# start of DATA PROVIDED

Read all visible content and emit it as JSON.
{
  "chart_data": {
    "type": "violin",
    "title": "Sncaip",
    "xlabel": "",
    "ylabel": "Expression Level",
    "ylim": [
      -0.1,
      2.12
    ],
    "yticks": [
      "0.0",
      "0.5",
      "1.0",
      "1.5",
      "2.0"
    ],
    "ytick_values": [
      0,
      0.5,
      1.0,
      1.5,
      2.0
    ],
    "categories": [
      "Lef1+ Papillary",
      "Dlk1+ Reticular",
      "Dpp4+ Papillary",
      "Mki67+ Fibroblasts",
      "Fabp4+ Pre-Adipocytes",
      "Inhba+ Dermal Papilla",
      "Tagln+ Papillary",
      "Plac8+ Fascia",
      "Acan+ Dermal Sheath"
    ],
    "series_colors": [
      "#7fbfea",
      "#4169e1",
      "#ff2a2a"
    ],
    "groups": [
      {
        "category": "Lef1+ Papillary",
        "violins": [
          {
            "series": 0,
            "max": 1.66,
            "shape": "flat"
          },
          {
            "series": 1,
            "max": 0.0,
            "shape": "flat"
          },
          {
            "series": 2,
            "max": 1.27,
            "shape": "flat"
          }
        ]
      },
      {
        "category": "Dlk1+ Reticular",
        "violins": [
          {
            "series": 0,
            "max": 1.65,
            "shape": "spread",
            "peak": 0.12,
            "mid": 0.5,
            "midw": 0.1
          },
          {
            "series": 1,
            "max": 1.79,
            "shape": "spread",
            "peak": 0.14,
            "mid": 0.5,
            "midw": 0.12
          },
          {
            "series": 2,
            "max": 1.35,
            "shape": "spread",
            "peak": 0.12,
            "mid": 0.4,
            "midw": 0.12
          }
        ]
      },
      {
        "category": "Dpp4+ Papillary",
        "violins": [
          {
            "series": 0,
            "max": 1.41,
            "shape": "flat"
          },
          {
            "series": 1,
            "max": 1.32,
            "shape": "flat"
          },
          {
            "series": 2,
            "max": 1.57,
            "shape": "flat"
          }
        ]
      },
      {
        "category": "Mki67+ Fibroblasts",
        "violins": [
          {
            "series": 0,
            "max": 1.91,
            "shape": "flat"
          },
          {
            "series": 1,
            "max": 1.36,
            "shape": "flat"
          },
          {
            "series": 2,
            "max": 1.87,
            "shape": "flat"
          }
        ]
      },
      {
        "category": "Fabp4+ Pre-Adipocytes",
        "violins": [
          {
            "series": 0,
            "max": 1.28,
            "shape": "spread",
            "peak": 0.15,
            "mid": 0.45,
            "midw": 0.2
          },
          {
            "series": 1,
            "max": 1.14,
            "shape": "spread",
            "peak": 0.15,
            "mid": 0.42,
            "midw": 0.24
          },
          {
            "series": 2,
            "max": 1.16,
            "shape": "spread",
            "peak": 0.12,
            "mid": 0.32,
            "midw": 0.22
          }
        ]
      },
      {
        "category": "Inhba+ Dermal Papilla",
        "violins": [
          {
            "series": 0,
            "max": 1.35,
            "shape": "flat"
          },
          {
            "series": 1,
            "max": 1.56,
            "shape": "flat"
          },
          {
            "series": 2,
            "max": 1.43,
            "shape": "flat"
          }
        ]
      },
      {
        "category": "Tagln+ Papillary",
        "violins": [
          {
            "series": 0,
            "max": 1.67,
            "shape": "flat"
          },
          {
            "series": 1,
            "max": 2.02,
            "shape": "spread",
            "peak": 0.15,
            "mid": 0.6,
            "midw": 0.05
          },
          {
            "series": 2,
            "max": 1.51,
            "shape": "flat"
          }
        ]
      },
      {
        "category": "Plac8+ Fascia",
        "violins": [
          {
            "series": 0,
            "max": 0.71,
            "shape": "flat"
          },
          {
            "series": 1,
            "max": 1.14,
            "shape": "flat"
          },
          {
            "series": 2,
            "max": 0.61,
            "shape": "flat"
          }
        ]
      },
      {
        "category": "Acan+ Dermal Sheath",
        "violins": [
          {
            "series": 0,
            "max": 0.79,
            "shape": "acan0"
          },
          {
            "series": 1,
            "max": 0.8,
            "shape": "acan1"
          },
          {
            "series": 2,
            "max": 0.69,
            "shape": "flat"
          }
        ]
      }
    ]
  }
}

# end of DATA PROVIDED

*WORK TO DO*: Write out the material from the first line to the last, exactly.

*EXPECTED ANSWER*:
Read all visible content and emit it as JSON.
{
  "chart_data": {
    "type": "violin",
    "title": "Sncaip",
    "xlabel": "",
    "ylabel": "Expression Level",
    "ylim": [
      -0.1,
      2.12
    ],
    "yticks": [
      "0.0",
      "0.5",
      "1.0",
      "1.5",
      "2.0"
    ],
    "ytick_values": [
      0,
      0.5,
      1.0,
      1.5,
      2.0
    ],
    "categories": [
      "Lef1+ Papillary",
      "Dlk1+ Reticular",
      "Dpp4+ Papillary",
      "Mki67+ Fibroblasts",
      "Fabp4+ Pre-Adipocytes",
      "Inhba+ Dermal Papilla",
      "Tagln+ Papillary",
      "Plac8+ Fascia",
      "Acan+ Dermal Sheath"
    ],
    "series_colors": [
      "#7fbfea",
      "#4169e1",
      "#ff2a2a"
    ],
    "groups": [
      {
        "category": "Lef1+ Papillary",
        "violins": [
          {
            "series": 0,
            "max": 1.66,
            "shape": "flat"
          },
          {
            "series": 1,
            "max": 0.0,
            "shape": "flat"
          },
          {
            "series": 2,
            "max": 1.27,
            "shape": "flat"
          }
        ]
      },
      {
        "category": "Dlk1+ Reticular",
        "violins": [
          {
            "series": 0,
            "max": 1.65,
            "shape": "spread",
            "peak": 0.12,
            "mid": 0.5,
            "midw": 0.1
          },
          {
            "series": 1,
            "max": 1.79,
            "shape": "spread",
            "peak": 0.14,
            "mid": 0.5,
            "midw": 0.12
          },
          {
            "series": 2,
            "max": 1.35,
            "shape": "spread",
            "peak": 0.12,
            "mid": 0.4,
            "midw": 0.12
          }
        ]
      },
      {
        "category": "Dpp4+ Papillary",
        "violins": [
          {
            "series": 0,
            "max": 1.41,
            "shape": "flat"
          },
          {
            "series": 1,
            "max": 1.32,
            "shape": "flat"
          },
          {
            "series": 2,
            "max": 1.57,
            "shape": "flat"
          }
        ]
      },
      {
        "category": "Mki67+ Fibroblasts",
        "violins": [
          {
            "series": 0,
            "max": 1.91,
            "shape": "flat"
          },
          {
            "series": 1,
            "max": 1.36,
            "shape": "flat"
          },
          {
            "series": 2,
            "max": 1.87,
            "shape": "flat"
          }
        ]
      },
      {
        "category": "Fabp4+ Pre-Adipocytes",
        "violins": [
          {
            "series": 0,
            "max": 1.28,
            "shape": "spread",
            "peak": 0.15,
            "mid": 0.45,
            "midw": 0.2
          },
          {
            "series": 1,
            "max": 1.14,
            "shape": "spread",
            "peak": 0.15,
            "mid": 0.42,
            "midw": 0.24
          },
          {
            "series": 2,
            "max": 1.16,
            "shape": "spread",
            "peak": 0.12,
            "mid": 0.32,
            "midw": 0.22
          }
        ]
      },
      {
        "category": "Inhba+ Dermal Papilla",
        "violins": [
          {
            "series": 0,
            "max": 1.35,
            "shape": "flat"
          },
          {
            "series": 1,
            "max": 1.56,
            "shape": "flat"
          },
          {
            "series": 2,
            "max": 1.43,
            "shape": "flat"
          }
        ]
      },
      {
        "category": "Tagln+ Papillary",
        "violins": [
          {
            "series": 0,
            "max": 1.67,
            "shape": "flat"
          },
          {
            "series": 1,
            "max": 2.02,
            "shape": "spread",
            "peak": 0.15,
            "mid": 0.6,
            "midw": 0.05
          },
          {
            "series": 2,
            "max": 1.51,
            "shape": "flat"
          }
        ]
      },
      {
        "category": "Plac8+ Fascia",
        "violins": [
          {
            "series": 0,
            "max": 0.71,
            "shape": "flat"
          },
          {
            "series": 1,
            "max": 1.14,
            "shape": "flat"
          },
          {
            "series": 2,
            "max": 0.61,
            "shape": "flat"
          }
        ]
      },
      {
        "category": "Acan+ Dermal Sheath",
        "violins": [
          {
            "series": 0,
            "max": 0.79,
            "shape": "acan0"
          },
          {
            "series": 1,
            "max": 0.8,
            "shape": "acan1"
          },
          {
            "series": 2,
            "max": 0.69,
            "shape": "flat"
          }
        ]
      }
    ]
  }
}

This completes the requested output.